** START Dataset records **

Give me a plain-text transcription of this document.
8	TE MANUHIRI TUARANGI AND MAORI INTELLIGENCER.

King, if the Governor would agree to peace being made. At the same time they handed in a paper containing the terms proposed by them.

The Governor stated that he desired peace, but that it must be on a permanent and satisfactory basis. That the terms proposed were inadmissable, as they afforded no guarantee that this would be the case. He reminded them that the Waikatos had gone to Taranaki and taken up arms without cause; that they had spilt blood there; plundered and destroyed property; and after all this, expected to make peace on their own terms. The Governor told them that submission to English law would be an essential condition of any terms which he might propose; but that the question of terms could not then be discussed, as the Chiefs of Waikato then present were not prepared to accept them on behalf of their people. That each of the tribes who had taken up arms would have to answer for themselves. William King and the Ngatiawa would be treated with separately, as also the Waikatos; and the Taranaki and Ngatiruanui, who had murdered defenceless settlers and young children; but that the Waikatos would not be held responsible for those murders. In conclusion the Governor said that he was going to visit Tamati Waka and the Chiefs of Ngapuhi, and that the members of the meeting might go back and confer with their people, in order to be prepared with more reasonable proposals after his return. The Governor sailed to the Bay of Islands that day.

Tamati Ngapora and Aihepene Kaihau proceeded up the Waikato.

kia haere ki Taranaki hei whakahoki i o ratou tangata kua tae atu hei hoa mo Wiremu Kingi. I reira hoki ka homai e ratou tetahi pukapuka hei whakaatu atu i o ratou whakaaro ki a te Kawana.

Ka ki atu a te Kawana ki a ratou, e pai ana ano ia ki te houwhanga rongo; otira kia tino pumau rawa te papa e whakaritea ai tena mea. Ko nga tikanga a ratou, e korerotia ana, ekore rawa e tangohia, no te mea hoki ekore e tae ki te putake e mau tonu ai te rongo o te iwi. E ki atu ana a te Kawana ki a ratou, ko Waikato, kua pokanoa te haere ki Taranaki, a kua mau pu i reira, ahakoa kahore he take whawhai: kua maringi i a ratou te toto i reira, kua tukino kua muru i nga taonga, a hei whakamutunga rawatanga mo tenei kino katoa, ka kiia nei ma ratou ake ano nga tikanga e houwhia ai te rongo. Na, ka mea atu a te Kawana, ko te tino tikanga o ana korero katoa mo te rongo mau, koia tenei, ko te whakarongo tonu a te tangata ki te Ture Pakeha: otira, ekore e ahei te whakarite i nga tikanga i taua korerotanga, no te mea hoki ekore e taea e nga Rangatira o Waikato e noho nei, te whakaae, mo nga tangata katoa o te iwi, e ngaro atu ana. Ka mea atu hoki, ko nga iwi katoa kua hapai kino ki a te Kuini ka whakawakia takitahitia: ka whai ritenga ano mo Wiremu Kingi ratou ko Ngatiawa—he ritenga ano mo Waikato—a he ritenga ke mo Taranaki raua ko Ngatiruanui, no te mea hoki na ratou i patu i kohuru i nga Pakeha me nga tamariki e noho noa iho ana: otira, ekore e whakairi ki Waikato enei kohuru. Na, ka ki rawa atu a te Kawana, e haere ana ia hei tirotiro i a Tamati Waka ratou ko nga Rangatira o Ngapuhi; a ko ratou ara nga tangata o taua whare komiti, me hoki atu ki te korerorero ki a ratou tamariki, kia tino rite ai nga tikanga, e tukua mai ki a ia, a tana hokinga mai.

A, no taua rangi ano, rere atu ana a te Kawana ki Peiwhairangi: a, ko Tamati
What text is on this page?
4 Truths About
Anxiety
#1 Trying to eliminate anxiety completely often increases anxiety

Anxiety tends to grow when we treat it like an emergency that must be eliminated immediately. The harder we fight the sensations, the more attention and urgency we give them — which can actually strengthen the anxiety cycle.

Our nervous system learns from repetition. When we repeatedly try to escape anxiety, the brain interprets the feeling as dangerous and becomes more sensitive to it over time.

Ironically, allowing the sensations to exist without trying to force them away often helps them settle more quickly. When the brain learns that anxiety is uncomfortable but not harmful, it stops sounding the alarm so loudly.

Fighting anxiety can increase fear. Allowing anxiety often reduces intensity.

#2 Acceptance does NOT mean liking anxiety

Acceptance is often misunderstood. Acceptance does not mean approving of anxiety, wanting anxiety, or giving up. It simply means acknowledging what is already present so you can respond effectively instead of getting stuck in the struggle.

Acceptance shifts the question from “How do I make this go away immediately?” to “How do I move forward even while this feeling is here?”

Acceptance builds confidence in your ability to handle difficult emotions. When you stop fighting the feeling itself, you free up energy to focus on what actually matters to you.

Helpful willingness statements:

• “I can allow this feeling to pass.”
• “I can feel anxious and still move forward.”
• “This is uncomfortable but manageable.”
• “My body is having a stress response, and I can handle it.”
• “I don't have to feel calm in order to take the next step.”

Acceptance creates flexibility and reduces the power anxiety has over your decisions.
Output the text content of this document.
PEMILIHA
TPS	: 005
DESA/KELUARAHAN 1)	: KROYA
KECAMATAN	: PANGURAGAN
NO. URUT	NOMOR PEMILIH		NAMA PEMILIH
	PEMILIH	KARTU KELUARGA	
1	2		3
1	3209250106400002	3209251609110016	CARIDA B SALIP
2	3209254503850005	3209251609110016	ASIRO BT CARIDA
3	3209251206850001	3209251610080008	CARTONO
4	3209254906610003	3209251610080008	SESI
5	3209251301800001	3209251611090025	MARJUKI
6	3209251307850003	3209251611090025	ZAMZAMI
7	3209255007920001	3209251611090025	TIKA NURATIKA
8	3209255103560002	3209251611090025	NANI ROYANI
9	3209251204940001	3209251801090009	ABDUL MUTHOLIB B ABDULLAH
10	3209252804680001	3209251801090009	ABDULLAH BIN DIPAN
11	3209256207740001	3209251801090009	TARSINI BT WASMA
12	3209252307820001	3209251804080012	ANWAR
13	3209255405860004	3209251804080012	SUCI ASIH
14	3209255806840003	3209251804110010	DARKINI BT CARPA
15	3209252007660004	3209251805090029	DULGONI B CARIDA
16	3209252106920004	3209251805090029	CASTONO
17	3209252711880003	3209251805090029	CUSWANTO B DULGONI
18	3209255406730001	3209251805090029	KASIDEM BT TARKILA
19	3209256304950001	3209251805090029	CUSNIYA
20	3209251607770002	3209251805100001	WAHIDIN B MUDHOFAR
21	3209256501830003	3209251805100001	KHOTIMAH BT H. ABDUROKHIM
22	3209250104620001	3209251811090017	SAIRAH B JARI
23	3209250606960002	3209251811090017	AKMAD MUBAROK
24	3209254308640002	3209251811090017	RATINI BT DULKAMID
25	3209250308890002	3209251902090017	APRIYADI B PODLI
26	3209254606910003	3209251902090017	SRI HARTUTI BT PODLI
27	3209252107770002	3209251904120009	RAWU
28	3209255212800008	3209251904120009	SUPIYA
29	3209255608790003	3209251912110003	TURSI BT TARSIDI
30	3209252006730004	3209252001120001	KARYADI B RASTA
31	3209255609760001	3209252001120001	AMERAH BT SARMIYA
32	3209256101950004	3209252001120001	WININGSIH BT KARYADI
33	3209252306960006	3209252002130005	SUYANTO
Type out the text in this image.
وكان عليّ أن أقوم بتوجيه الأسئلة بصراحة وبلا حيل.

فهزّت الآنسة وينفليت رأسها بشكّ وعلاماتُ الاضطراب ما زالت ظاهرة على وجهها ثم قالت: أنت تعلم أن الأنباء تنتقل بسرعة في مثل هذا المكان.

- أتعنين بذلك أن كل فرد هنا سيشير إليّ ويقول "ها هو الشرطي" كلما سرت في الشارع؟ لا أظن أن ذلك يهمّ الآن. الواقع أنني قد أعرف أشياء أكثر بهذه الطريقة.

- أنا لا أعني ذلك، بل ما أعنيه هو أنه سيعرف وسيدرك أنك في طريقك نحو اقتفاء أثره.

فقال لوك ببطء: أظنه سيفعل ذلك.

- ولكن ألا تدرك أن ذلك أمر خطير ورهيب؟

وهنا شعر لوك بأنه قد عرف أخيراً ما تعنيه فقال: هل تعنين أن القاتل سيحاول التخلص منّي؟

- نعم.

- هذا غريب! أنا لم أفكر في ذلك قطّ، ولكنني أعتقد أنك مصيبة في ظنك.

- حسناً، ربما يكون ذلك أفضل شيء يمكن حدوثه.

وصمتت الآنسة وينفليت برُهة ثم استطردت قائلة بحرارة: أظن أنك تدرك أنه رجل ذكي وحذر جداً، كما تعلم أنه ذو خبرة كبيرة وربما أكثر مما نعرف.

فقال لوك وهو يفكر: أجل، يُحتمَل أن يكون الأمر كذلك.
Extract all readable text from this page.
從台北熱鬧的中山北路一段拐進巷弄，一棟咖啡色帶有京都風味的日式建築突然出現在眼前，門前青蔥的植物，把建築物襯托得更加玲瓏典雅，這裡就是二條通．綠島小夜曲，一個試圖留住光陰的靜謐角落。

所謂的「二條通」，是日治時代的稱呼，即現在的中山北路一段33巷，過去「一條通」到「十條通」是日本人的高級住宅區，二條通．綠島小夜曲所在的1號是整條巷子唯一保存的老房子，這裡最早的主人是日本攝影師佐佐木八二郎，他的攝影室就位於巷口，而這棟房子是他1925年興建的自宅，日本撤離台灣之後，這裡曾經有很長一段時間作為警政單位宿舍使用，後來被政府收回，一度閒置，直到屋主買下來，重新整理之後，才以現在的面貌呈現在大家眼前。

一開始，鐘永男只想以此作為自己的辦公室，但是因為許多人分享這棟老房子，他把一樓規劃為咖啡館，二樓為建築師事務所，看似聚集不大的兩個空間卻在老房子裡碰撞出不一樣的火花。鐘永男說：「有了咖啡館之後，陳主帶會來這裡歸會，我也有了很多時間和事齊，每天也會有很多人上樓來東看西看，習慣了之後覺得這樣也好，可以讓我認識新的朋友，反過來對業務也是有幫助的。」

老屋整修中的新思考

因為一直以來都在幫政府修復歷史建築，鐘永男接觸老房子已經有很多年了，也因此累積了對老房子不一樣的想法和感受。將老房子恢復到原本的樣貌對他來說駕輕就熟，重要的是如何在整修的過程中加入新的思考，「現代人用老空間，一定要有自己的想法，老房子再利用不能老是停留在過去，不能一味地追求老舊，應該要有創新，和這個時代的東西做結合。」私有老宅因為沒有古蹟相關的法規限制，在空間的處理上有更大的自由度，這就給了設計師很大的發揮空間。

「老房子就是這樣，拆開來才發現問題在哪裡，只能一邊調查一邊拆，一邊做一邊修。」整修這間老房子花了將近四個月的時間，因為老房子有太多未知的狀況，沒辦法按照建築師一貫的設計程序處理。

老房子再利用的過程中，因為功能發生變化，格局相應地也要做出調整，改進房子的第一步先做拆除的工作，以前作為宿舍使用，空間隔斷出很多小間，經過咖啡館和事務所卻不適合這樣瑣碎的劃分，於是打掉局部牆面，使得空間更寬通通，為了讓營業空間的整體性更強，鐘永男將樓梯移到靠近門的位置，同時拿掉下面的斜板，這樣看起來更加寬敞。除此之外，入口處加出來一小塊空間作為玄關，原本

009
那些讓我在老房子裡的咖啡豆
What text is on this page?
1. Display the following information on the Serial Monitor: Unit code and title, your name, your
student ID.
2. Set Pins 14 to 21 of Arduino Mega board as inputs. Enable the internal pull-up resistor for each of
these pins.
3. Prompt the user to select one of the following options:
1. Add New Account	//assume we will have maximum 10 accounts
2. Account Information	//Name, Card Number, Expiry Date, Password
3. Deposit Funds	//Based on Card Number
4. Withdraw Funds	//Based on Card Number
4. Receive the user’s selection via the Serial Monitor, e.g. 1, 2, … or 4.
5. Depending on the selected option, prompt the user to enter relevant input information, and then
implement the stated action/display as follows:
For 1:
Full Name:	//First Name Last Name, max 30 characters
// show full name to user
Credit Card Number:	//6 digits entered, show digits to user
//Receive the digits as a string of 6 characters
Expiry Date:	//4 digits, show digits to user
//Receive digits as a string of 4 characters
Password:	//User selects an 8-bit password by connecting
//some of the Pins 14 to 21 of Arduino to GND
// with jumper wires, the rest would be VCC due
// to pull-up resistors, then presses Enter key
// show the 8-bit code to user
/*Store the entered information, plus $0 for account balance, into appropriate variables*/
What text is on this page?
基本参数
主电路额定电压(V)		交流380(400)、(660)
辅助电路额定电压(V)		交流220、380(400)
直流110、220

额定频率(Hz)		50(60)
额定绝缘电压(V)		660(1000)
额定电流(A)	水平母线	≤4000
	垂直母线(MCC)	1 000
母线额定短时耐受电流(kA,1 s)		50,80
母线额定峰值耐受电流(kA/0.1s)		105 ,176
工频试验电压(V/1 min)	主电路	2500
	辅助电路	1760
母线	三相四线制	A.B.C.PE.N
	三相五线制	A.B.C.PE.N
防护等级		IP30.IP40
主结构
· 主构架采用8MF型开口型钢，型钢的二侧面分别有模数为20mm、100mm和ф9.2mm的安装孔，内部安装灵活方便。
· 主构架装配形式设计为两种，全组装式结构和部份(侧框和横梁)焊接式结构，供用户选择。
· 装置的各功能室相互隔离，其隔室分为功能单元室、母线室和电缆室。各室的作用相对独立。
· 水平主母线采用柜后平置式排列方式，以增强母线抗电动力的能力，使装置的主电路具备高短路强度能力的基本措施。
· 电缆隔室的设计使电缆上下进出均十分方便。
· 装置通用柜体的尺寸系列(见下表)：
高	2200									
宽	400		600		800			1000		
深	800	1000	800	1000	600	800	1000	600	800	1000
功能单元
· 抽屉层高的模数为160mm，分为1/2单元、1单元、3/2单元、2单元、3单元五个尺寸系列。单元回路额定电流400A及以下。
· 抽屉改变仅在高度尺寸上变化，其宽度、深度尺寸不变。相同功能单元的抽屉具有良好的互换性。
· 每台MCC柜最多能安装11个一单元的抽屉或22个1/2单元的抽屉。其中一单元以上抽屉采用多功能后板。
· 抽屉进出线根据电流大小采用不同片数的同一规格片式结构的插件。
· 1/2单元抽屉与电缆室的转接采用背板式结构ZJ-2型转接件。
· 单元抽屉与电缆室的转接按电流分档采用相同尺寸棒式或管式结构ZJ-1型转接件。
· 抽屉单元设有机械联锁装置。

** END Dataset records **

• **Problem**
Isolate each line of the listing above that includes "ABDULLAH". Copy it.

• **The solution**
9	3209251204940001	3209251801090009	ABDUL MUTHOLIB B ABDULLAH
10	3209252804680001	3209251801090009	ABDULLAH BIN DIPAN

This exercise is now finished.